>> begin

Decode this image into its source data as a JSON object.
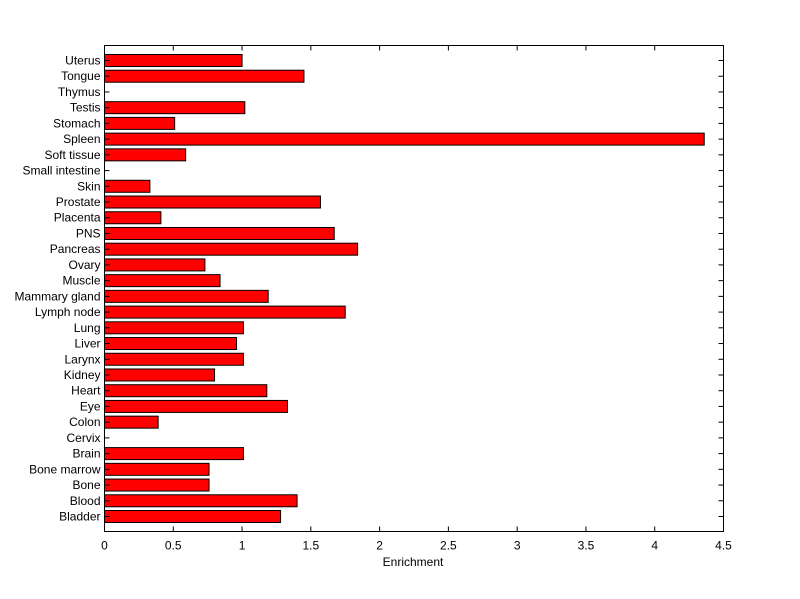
{
  "chart_data": {
    "type": "bar",
    "orientation": "horizontal",
    "categories": [
      "Uterus",
      "Tongue",
      "Thymus",
      "Testis",
      "Stomach",
      "Spleen",
      "Soft tissue",
      "Small intestine",
      "Skin",
      "Prostate",
      "Placenta",
      "PNS",
      "Pancreas",
      "Ovary",
      "Muscle",
      "Mammary gland",
      "Lymph node",
      "Lung",
      "Liver",
      "Larynx",
      "Kidney",
      "Heart",
      "Eye",
      "Colon",
      "Cervix",
      "Brain",
      "Bone marrow",
      "Bone",
      "Blood",
      "Bladder"
    ],
    "values": [
      1.0,
      1.45,
      0,
      1.02,
      0.51,
      4.36,
      0.59,
      0,
      0.33,
      1.57,
      0.41,
      1.67,
      1.84,
      0.73,
      0.84,
      1.19,
      1.75,
      1.01,
      0.96,
      1.01,
      0.8,
      1.18,
      1.33,
      0.39,
      0,
      1.01,
      0.76,
      0.76,
      1.4,
      1.28
    ],
    "xlim": [
      0,
      4.5
    ],
    "xticks": [
      "0",
      "0.5",
      "1",
      "1.5",
      "2",
      "2.5",
      "3",
      "3.5",
      "4",
      "4.5"
    ],
    "xlabel": "Enrichment",
    "ylabel": "",
    "title": "",
    "bar_color": "#ff0000",
    "bar_edge_color": "#000000",
    "grid": false
  }
}
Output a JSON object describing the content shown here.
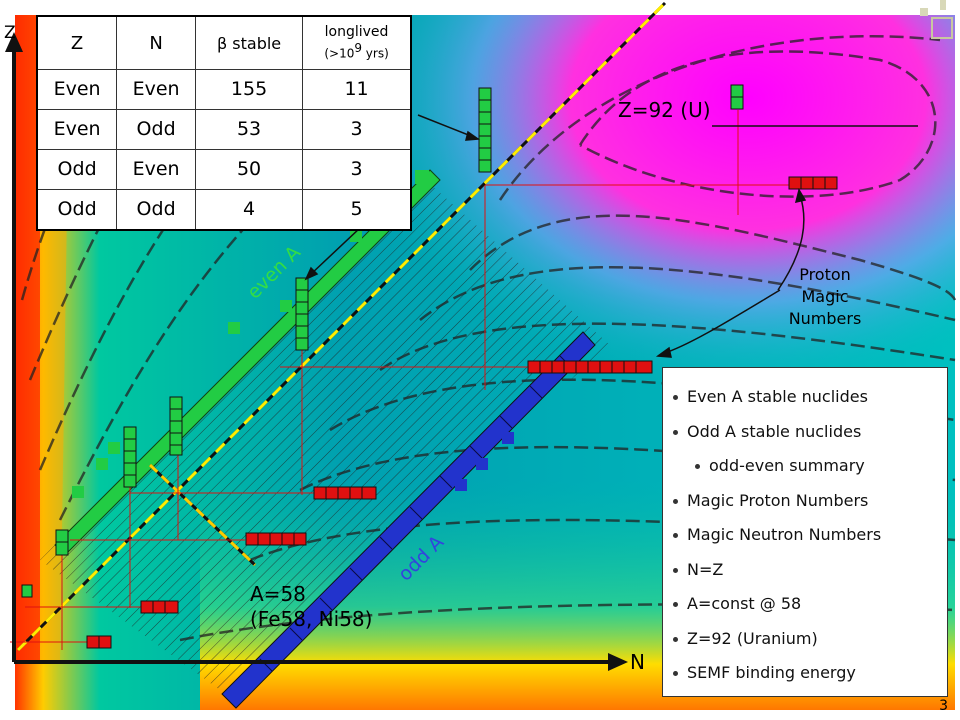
{
  "axes": {
    "z_label": "Z",
    "n_label": "N"
  },
  "table": {
    "headers": {
      "z": "Z",
      "n": "N",
      "beta_symbol": "β",
      "stable": "stable",
      "longlived": "longlived",
      "longlived_sub_prefix": "(>10",
      "longlived_sup": "9",
      "longlived_sub_suffix": " yrs)"
    },
    "rows": [
      [
        "Even",
        "Even",
        "155",
        "11"
      ],
      [
        "Even",
        "Odd",
        "53",
        "3"
      ],
      [
        "Odd",
        "Even",
        "50",
        "3"
      ],
      [
        "Odd",
        "Odd",
        "4",
        "5"
      ]
    ]
  },
  "labels": {
    "uranium": "Z=92 (U)",
    "proton_magic": [
      "Proton",
      "Magic",
      "Numbers"
    ],
    "even_a": "even A",
    "odd_a": "odd A",
    "a58_line1": "A=58",
    "a58_line2": "(Fe58, Ni58)"
  },
  "legend": {
    "items": [
      {
        "label": "Even A stable nuclides",
        "indent": false
      },
      {
        "label": "Odd A stable nuclides",
        "indent": false
      },
      {
        "label": "odd-even summary",
        "indent": true
      },
      {
        "label": "Magic Proton Numbers",
        "indent": false
      },
      {
        "label": "Magic Neutron Numbers",
        "indent": false
      },
      {
        "label": "N=Z",
        "indent": false
      },
      {
        "label": "A=const @ 58",
        "indent": false
      },
      {
        "label": "Z=92 (Uranium)",
        "indent": false
      },
      {
        "label": "SEMF binding energy",
        "indent": false
      }
    ]
  },
  "page_number": "3",
  "colors": {
    "even_a": "#22cc44",
    "odd_a": "#2233cc",
    "magic": "#e01010",
    "nz_line": "#ffee00"
  }
}
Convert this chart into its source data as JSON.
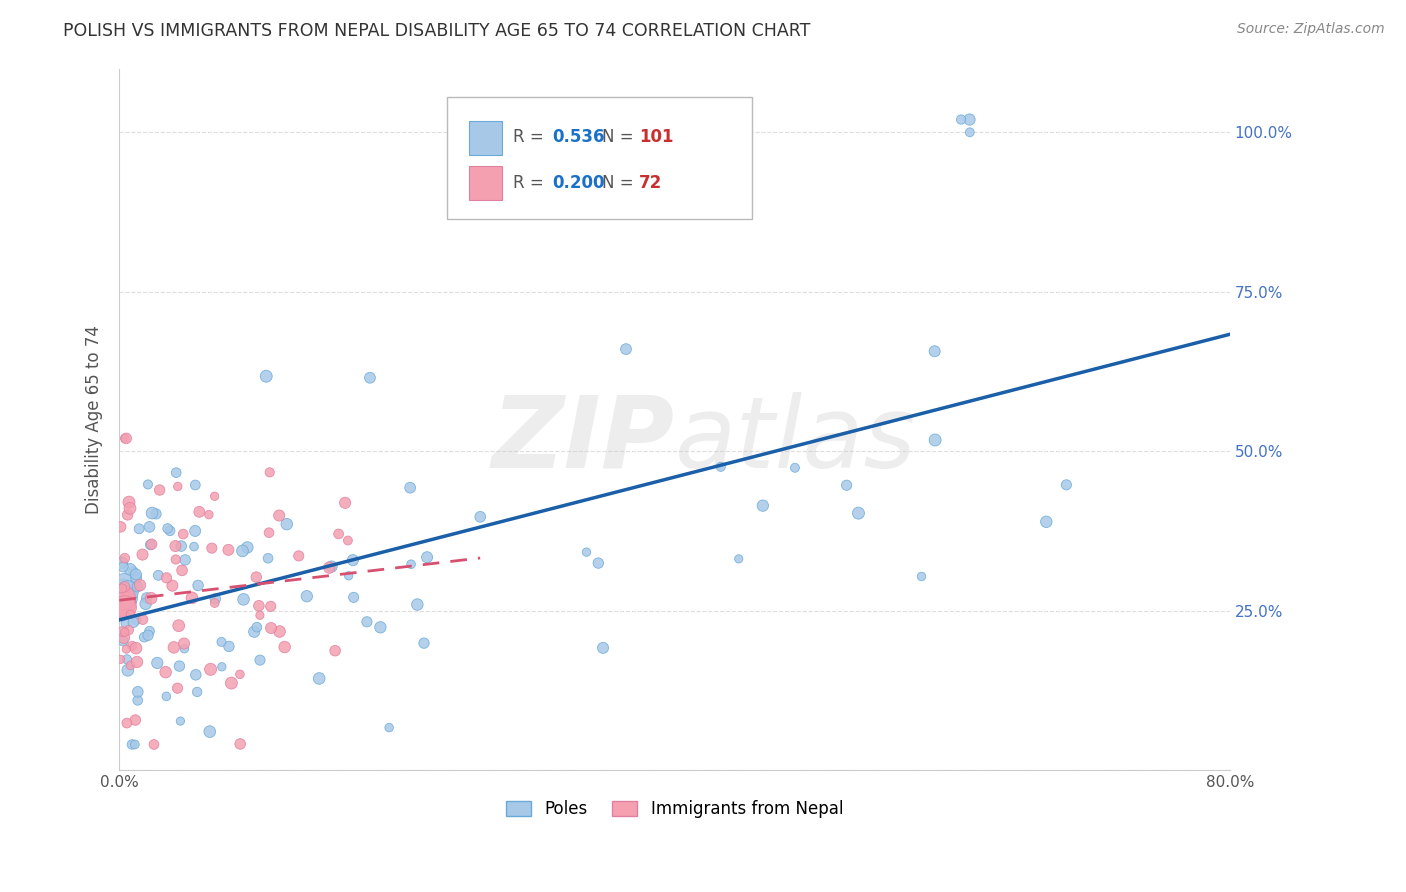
{
  "title": "POLISH VS IMMIGRANTS FROM NEPAL DISABILITY AGE 65 TO 74 CORRELATION CHART",
  "source": "Source: ZipAtlas.com",
  "ylabel": "Disability Age 65 to 74",
  "xlim": [
    0.0,
    0.8
  ],
  "ylim": [
    0.0,
    1.1
  ],
  "ytick_values": [
    0.0,
    0.25,
    0.5,
    0.75,
    1.0
  ],
  "ytick_labels": [
    "",
    "25.0%",
    "50.0%",
    "75.0%",
    "100.0%"
  ],
  "xtick_values": [
    0.0,
    0.1,
    0.2,
    0.3,
    0.4,
    0.5,
    0.6,
    0.7,
    0.8
  ],
  "xtick_labels": [
    "0.0%",
    "",
    "",
    "",
    "",
    "",
    "",
    "",
    "80.0%"
  ],
  "legend_blue_r": "0.536",
  "legend_blue_n": "101",
  "legend_pink_r": "0.200",
  "legend_pink_n": "72",
  "blue_color": "#A8C8E8",
  "pink_color": "#F4A0B0",
  "blue_edge_color": "#6AAAD8",
  "pink_edge_color": "#E080A0",
  "blue_line_color": "#1A5FA8",
  "pink_line_color": "#D85070",
  "watermark": "ZIPatlas",
  "grid_color": "#DDDDDD",
  "spine_color": "#CCCCCC",
  "title_color": "#333333",
  "source_color": "#888888",
  "ylabel_color": "#555555",
  "tick_color": "#555555",
  "right_tick_color": "#4472C4"
}
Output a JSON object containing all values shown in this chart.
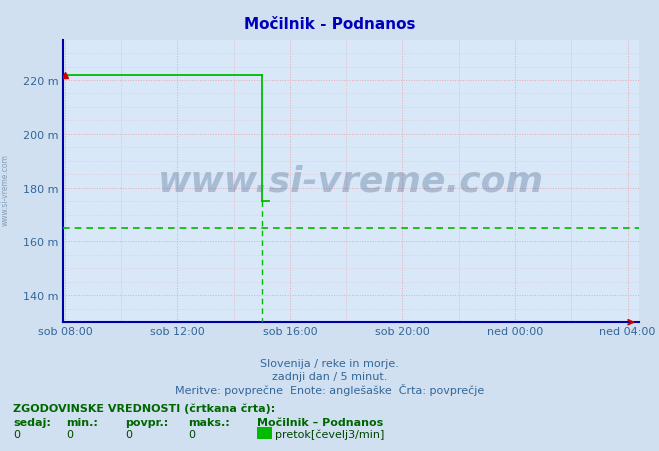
{
  "title": "Močilnik - Podnanos",
  "bg_color": "#d0e0f0",
  "plot_bg_color": "#d8e8f8",
  "line_color": "#00bb00",
  "avg_line_color": "#00bb00",
  "avg_line_value": 165,
  "ylim": [
    130,
    230
  ],
  "ylim_display_min": 130,
  "yticks": [
    140,
    160,
    180,
    200,
    220
  ],
  "ytick_labels": [
    "140 m",
    "160 m",
    "180 m",
    "200 m",
    "220 m"
  ],
  "xlim_start": 0,
  "xlim_end": 1200,
  "xtick_positions": [
    0,
    240,
    480,
    720,
    960,
    1200
  ],
  "xtick_labels": [
    "sob 08:00",
    "sob 12:00",
    "sob 16:00",
    "sob 20:00",
    "ned 00:00",
    "ned 04:00"
  ],
  "data_high_x_start": 0,
  "data_high_x_end": 420,
  "data_high_y": 222,
  "data_drop_x": 420,
  "data_low_y": 175,
  "watermark": "www.si-vreme.com",
  "subtitle1": "Slovenija / reke in morje.",
  "subtitle2": "zadnji dan / 5 minut.",
  "subtitle3": "Meritve: povprečne  Enote: anglešaške  Črta: povprečje",
  "footer_title": "ZGODOVINSKE VREDNOSTI (črtkana črta):",
  "footer_col0": "sedaj:",
  "footer_col1": "min.:",
  "footer_col2": "povpr.:",
  "footer_col3": "maks.:",
  "footer_val0": "0",
  "footer_val1": "0",
  "footer_val2": "0",
  "footer_val3": "0",
  "legend_station": "Močilnik – Podnanos",
  "legend_series": "pretok[čevelj3/min]",
  "legend_color": "#00bb00",
  "axis_color": "#0000aa",
  "arrow_color": "#cc0000",
  "title_color": "#0000bb",
  "tick_color": "#336699",
  "subtitle_color": "#336699",
  "footer_color_bold": "#006600",
  "footer_color_normal": "#004400",
  "watermark_color": "#1a3a6a",
  "watermark_alpha": 0.25,
  "grid_color": "#ee9999",
  "grid_alpha": 0.8
}
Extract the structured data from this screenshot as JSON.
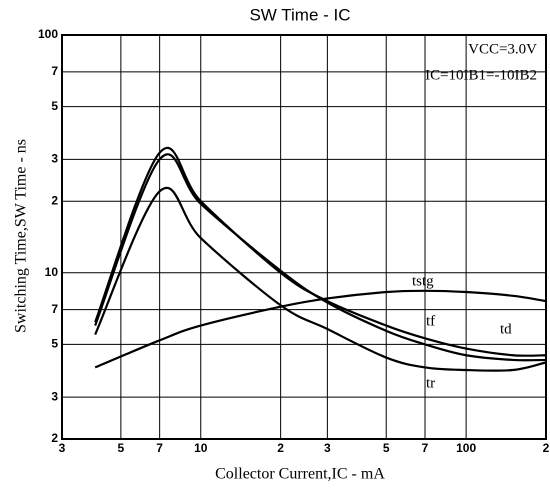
{
  "chart_data": {
    "type": "line",
    "title": "SW Time - IC",
    "annotations": [
      "VCC=3.0V",
      "IC=10IB1=-10IB2"
    ],
    "x_label": "Collector Current,IC - mA",
    "y_label": "Switching Time,SW Time - ns",
    "log_x": true,
    "log_y": true,
    "grid": true,
    "xlim": [
      3,
      200
    ],
    "ylim": [
      2,
      100
    ],
    "xticks": [
      3,
      5,
      7,
      10,
      {
        "value": 20,
        "label": "2"
      },
      {
        "value": 30,
        "label": "3"
      },
      {
        "value": 50,
        "label": "5"
      },
      {
        "value": 70,
        "label": "7"
      },
      100,
      {
        "value": 200,
        "label": "2"
      }
    ],
    "yticks": [
      2,
      3,
      5,
      7,
      10,
      {
        "value": 20,
        "label": "2"
      },
      {
        "value": 30,
        "label": "3"
      },
      {
        "value": 50,
        "label": "5"
      },
      {
        "value": 70,
        "label": "7"
      },
      100
    ],
    "x": [
      4,
      7,
      10,
      20,
      30,
      50,
      70,
      100,
      150,
      200
    ],
    "series": [
      {
        "name": "tstg",
        "color": "#000000",
        "values": [
          4,
          5.2,
          6,
          7.2,
          7.8,
          8.3,
          8.4,
          8.3,
          8,
          7.6
        ]
      },
      {
        "name": "tf",
        "color": "#000000",
        "values": [
          6.2,
          32,
          20,
          10,
          7.6,
          6,
          5.3,
          4.8,
          4.5,
          4.5
        ]
      },
      {
        "name": "td",
        "color": "#000000",
        "values": [
          6,
          30,
          19.5,
          10.2,
          7.5,
          5.7,
          5,
          4.5,
          4.3,
          4.3
        ]
      },
      {
        "name": "tr",
        "color": "#000000",
        "values": [
          5.5,
          22,
          14,
          7.3,
          5.8,
          4.4,
          4,
          3.9,
          3.9,
          4.2
        ]
      }
    ]
  }
}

>> end

=== Task to carry out ===
Find every line in the records that has the string "JSON", then state how many there are and nothing else.

=== Problem solution ===
5